-- start of Dataset records --

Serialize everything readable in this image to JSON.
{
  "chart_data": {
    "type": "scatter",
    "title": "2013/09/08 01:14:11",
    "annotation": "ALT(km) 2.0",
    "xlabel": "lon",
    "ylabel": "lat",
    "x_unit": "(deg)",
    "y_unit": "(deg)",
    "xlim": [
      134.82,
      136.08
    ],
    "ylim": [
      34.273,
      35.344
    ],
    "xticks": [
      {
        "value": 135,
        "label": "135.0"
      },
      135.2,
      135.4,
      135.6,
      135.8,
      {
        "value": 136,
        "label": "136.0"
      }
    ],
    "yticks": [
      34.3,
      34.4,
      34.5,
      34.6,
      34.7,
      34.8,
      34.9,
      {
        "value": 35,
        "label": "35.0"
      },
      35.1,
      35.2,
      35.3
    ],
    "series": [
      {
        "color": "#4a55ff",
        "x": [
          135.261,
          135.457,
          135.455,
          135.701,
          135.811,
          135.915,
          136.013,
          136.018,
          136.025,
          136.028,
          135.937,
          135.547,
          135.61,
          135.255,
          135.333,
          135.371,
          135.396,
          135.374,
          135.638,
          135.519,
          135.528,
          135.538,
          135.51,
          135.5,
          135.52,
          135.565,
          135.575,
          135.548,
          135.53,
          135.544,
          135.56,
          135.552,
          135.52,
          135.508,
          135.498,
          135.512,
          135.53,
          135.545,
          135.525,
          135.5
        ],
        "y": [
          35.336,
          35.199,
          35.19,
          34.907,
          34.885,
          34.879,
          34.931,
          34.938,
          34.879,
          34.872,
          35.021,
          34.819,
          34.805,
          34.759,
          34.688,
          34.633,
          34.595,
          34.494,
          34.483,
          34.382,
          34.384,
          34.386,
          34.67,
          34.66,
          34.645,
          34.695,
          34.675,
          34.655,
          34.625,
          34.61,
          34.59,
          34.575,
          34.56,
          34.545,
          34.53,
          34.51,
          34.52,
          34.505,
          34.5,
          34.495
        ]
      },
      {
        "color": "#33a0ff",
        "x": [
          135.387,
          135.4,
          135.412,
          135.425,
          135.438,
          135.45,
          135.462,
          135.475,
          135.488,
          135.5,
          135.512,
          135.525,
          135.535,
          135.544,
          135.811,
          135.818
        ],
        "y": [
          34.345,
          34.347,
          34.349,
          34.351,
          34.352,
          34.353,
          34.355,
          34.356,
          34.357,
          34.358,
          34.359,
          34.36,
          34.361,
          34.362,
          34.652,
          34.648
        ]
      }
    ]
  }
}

-- end of Dataset records --

To be done: Copy out the data shown above without altering anything.

Worked solution:
Serialize everything readable in this image to JSON.
{
  "chart_data": {
    "type": "scatter",
    "title": "2013/09/08 01:14:11",
    "annotation": "ALT(km) 2.0",
    "xlabel": "lon",
    "ylabel": "lat",
    "x_unit": "(deg)",
    "y_unit": "(deg)",
    "xlim": [
      134.82,
      136.08
    ],
    "ylim": [
      34.273,
      35.344
    ],
    "xticks": [
      {
        "value": 135,
        "label": "135.0"
      },
      135.2,
      135.4,
      135.6,
      135.8,
      {
        "value": 136,
        "label": "136.0"
      }
    ],
    "yticks": [
      34.3,
      34.4,
      34.5,
      34.6,
      34.7,
      34.8,
      34.9,
      {
        "value": 35,
        "label": "35.0"
      },
      35.1,
      35.2,
      35.3
    ],
    "series": [
      {
        "color": "#4a55ff",
        "x": [
          135.261,
          135.457,
          135.455,
          135.701,
          135.811,
          135.915,
          136.013,
          136.018,
          136.025,
          136.028,
          135.937,
          135.547,
          135.61,
          135.255,
          135.333,
          135.371,
          135.396,
          135.374,
          135.638,
          135.519,
          135.528,
          135.538,
          135.51,
          135.5,
          135.52,
          135.565,
          135.575,
          135.548,
          135.53,
          135.544,
          135.56,
          135.552,
          135.52,
          135.508,
          135.498,
          135.512,
          135.53,
          135.545,
          135.525,
          135.5
        ],
        "y": [
          35.336,
          35.199,
          35.19,
          34.907,
          34.885,
          34.879,
          34.931,
          34.938,
          34.879,
          34.872,
          35.021,
          34.819,
          34.805,
          34.759,
          34.688,
          34.633,
          34.595,
          34.494,
          34.483,
          34.382,
          34.384,
          34.386,
          34.67,
          34.66,
          34.645,
          34.695,
          34.675,
          34.655,
          34.625,
          34.61,
          34.59,
          34.575,
          34.56,
          34.545,
          34.53,
          34.51,
          34.52,
          34.505,
          34.5,
          34.495
        ]
      },
      {
        "color": "#33a0ff",
        "x": [
          135.387,
          135.4,
          135.412,
          135.425,
          135.438,
          135.45,
          135.462,
          135.475,
          135.488,
          135.5,
          135.512,
          135.525,
          135.535,
          135.544,
          135.811,
          135.818
        ],
        "y": [
          34.345,
          34.347,
          34.349,
          34.351,
          34.352,
          34.353,
          34.355,
          34.356,
          34.357,
          34.358,
          34.359,
          34.36,
          34.361,
          34.362,
          34.652,
          34.648
        ]
      }
    ]
  }
}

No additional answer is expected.